- _TASK BRIEF_:
Each line containing the word "this" must be reported.

- _DATA LISTING_:
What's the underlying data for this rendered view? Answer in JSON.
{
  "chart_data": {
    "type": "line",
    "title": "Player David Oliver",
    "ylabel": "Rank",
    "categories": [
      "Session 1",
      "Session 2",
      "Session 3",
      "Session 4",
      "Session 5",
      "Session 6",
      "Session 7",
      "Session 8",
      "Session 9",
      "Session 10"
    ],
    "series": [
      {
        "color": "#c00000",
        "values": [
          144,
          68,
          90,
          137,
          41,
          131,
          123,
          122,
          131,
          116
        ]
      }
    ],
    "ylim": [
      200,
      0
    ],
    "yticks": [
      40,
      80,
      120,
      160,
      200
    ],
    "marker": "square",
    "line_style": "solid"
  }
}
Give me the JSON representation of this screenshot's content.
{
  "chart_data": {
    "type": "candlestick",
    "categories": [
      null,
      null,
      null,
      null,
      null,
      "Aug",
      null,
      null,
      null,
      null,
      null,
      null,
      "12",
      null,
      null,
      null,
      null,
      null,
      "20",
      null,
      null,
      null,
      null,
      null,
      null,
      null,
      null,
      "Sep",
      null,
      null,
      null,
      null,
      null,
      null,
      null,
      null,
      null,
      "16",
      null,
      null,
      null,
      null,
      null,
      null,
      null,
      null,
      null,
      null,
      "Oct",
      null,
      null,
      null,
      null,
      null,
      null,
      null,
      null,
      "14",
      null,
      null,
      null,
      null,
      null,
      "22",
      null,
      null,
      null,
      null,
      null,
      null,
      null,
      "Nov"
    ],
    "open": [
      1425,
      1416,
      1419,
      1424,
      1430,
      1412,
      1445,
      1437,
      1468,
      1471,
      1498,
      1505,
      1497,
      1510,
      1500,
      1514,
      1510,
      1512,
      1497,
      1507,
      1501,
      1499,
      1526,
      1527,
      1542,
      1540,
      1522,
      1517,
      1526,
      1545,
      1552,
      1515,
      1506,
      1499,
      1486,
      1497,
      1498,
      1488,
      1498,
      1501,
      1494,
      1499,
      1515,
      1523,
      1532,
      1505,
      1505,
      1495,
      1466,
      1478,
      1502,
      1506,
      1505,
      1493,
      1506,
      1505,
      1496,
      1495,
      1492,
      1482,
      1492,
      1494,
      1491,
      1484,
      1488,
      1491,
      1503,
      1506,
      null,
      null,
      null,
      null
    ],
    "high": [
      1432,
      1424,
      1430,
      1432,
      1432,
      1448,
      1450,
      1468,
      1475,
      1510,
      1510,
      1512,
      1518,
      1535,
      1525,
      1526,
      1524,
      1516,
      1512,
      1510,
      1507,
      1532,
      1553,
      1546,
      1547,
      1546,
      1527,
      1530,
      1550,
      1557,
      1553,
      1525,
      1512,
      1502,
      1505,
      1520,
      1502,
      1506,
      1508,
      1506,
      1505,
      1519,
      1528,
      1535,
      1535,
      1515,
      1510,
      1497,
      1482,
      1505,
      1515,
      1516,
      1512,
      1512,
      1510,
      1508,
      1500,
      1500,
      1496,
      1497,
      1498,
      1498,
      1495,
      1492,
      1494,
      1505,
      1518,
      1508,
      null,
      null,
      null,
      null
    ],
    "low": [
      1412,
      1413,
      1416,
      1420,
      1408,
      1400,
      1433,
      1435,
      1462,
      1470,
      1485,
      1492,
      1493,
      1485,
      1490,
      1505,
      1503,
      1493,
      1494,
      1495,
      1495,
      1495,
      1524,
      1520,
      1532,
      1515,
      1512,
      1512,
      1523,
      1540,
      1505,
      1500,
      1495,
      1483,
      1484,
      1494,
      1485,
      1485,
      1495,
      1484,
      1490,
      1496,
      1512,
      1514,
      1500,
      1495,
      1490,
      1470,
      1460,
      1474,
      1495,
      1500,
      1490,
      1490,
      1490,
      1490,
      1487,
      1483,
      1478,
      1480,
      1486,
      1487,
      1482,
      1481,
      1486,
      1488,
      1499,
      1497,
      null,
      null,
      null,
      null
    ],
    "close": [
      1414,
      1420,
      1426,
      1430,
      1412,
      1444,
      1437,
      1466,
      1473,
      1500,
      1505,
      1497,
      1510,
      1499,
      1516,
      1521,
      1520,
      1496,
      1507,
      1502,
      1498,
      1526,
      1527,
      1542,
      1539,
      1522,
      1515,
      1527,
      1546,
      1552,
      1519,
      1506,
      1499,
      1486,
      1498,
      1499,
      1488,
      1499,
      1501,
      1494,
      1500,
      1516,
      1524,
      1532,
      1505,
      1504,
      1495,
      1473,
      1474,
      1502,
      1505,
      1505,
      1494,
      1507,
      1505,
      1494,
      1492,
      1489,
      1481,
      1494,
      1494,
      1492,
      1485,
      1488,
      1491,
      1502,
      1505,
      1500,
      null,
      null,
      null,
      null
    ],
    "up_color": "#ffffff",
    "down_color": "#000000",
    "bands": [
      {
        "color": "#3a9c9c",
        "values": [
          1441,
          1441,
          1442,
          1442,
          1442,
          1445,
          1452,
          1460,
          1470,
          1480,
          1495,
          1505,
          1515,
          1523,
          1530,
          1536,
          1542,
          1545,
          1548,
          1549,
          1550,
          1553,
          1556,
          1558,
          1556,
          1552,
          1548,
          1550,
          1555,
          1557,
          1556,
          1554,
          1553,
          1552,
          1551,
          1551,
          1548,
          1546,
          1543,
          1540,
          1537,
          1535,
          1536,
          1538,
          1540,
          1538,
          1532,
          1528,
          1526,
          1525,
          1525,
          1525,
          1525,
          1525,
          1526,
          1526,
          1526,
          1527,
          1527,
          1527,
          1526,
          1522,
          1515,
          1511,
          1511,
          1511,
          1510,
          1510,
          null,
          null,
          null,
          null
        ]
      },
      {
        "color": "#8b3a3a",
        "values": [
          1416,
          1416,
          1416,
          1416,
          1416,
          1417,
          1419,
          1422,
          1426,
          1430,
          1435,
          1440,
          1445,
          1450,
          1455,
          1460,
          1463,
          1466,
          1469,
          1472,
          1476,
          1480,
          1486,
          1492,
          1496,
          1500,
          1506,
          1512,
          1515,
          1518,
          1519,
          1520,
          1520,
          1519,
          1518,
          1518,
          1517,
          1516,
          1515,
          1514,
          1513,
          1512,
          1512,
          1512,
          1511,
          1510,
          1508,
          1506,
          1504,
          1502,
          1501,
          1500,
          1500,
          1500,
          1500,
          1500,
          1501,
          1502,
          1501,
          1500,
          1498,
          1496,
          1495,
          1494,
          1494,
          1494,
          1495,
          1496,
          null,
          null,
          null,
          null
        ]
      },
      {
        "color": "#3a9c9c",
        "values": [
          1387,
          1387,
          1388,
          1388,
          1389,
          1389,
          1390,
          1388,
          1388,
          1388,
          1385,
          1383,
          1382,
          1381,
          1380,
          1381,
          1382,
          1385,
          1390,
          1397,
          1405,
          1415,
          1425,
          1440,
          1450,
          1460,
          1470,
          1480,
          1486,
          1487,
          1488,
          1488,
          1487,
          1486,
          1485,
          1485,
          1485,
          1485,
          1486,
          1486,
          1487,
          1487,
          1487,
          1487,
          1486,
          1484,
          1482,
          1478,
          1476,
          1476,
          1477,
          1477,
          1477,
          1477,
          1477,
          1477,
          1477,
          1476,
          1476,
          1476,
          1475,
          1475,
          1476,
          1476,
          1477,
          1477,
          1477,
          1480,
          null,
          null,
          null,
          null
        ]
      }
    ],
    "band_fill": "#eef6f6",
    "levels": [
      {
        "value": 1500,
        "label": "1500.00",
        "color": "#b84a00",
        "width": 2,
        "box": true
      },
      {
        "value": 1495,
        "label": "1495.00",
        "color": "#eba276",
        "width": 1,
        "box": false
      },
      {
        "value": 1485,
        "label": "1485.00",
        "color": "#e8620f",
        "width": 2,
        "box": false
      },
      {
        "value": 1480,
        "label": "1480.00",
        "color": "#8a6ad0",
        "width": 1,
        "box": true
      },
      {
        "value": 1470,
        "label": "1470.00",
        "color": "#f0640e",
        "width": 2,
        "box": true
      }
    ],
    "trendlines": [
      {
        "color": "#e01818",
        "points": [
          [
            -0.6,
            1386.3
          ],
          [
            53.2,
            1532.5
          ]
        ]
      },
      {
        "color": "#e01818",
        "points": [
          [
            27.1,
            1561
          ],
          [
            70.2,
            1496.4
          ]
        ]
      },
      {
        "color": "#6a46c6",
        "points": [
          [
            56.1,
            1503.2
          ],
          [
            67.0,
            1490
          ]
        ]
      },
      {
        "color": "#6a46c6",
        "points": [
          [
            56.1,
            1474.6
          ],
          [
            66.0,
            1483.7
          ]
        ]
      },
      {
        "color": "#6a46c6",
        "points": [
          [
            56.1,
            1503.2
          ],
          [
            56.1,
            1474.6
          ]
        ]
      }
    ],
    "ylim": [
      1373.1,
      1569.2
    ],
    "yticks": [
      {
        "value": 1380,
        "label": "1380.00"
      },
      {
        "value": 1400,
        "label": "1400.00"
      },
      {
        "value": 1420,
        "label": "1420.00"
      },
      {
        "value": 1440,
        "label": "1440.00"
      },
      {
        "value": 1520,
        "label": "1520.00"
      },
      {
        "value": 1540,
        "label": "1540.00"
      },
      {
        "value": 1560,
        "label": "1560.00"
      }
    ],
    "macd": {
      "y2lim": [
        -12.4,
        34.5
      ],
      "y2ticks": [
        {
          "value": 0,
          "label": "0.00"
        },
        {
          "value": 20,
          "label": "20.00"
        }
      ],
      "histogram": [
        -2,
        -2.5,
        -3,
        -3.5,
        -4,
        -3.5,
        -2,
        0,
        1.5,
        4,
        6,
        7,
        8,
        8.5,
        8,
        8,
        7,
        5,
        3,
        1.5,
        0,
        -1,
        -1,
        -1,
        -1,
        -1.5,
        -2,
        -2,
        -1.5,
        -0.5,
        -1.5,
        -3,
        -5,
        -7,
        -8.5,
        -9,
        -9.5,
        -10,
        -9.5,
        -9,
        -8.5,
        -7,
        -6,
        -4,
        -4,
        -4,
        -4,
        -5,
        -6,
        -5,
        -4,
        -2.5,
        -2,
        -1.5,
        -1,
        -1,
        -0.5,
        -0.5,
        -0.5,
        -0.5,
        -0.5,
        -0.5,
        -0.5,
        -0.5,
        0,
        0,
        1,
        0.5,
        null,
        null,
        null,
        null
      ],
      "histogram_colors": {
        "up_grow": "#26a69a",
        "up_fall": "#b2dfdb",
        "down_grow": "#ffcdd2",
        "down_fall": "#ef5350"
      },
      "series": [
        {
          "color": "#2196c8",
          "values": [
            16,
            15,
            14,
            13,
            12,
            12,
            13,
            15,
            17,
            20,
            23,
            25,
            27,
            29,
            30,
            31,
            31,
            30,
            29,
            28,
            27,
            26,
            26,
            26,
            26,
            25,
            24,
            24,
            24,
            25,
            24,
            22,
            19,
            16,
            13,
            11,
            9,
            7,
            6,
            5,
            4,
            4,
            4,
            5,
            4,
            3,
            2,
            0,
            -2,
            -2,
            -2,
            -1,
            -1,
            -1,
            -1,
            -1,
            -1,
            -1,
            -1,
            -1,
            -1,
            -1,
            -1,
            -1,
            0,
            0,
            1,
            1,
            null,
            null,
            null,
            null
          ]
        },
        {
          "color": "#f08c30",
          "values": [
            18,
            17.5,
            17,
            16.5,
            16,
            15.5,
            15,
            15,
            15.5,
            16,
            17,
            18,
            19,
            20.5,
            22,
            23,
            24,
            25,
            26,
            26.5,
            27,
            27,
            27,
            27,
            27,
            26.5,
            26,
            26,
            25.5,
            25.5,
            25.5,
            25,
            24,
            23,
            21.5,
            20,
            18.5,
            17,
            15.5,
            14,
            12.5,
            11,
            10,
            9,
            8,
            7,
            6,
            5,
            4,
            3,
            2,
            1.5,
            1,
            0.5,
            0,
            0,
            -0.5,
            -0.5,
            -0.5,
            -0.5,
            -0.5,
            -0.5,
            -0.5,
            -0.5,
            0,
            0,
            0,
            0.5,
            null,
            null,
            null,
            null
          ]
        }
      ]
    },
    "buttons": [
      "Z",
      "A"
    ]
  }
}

- _FULL ANSWER_:
What's the underlying data for this rendered view? Answer in JSON.
Give me the JSON representation of this screenshot's content.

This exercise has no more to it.